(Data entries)
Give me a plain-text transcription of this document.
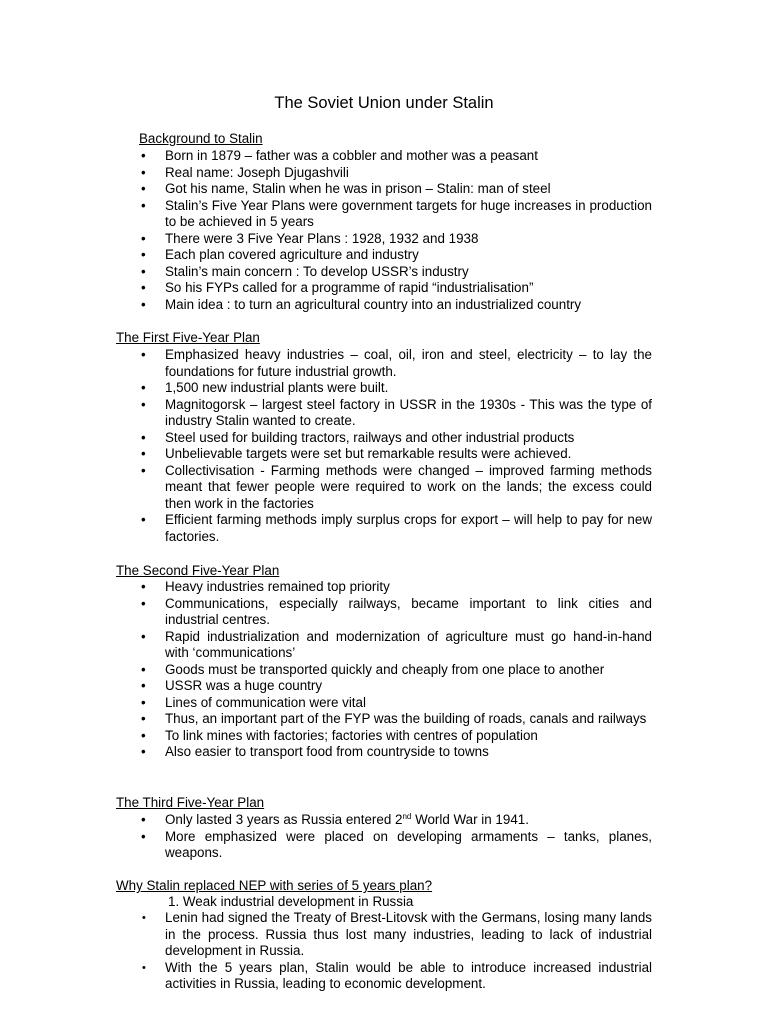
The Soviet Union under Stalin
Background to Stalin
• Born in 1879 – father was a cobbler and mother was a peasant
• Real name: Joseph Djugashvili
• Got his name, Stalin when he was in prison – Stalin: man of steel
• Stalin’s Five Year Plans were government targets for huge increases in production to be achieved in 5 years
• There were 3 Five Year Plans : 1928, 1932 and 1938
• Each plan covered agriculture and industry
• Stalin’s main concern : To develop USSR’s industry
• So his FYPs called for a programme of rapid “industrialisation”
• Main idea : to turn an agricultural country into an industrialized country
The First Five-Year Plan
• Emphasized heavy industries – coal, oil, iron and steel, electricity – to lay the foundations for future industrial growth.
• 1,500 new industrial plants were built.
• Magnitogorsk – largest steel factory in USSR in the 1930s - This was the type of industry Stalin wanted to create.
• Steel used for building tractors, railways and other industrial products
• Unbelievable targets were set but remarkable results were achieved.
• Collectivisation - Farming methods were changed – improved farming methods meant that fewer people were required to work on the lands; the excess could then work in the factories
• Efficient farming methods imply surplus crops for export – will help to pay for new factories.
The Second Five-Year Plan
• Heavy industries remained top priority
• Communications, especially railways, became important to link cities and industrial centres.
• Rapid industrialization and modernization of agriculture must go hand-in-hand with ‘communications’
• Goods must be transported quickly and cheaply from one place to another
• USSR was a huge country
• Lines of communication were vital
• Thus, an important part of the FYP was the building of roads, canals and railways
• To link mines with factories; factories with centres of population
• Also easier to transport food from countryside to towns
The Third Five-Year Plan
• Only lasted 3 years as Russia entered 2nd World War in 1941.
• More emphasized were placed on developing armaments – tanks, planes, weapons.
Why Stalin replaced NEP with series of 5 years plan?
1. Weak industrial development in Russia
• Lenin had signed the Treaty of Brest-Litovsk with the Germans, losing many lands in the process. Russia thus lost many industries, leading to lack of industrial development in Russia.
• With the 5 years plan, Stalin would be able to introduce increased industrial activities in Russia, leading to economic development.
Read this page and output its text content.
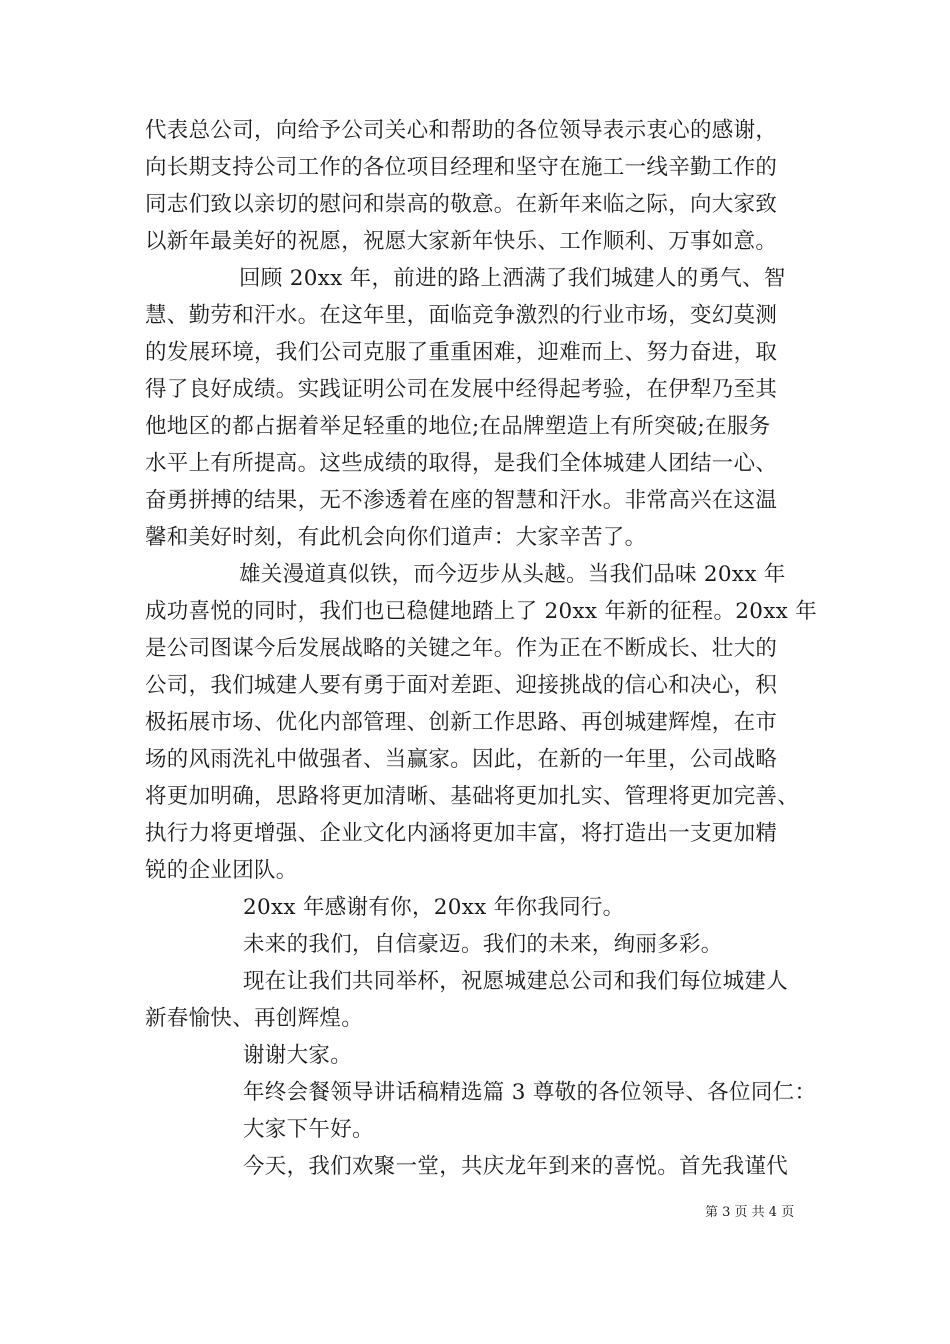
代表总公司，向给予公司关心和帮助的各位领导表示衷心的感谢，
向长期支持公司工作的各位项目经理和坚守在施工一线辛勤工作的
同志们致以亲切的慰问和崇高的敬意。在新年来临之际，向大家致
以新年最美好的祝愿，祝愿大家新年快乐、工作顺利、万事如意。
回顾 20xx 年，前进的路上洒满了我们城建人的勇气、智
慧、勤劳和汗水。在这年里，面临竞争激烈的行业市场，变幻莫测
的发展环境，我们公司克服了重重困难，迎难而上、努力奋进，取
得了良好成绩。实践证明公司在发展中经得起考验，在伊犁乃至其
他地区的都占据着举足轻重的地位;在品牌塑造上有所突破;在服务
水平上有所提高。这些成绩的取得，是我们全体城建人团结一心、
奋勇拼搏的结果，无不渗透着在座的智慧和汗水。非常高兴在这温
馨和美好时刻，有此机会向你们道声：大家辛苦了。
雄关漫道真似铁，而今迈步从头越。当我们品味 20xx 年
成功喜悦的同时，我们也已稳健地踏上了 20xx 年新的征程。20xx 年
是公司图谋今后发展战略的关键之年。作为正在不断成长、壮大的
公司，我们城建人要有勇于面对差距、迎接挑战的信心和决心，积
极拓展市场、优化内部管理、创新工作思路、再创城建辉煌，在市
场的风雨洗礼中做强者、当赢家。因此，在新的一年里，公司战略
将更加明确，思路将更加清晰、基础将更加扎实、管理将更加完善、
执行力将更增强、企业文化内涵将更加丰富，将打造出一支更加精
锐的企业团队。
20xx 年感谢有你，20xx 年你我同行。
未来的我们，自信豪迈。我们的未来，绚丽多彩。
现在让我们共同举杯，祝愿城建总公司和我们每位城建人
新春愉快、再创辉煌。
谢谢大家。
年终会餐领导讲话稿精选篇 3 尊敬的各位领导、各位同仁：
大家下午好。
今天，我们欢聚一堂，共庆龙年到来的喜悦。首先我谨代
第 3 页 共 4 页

Exercise aim :: Find the word "leading" in the material, then list each line that holds it.

Answer to this problem ::
• Lenin had signed the Treaty of Brest-Litovsk with the Germans, losing many lands in the process. Russia thus lost many industries, leading to lack of industrial development in Russia.
• With the 5 years plan, Stalin would be able to introduce increased industrial activities in Russia, leading to economic development.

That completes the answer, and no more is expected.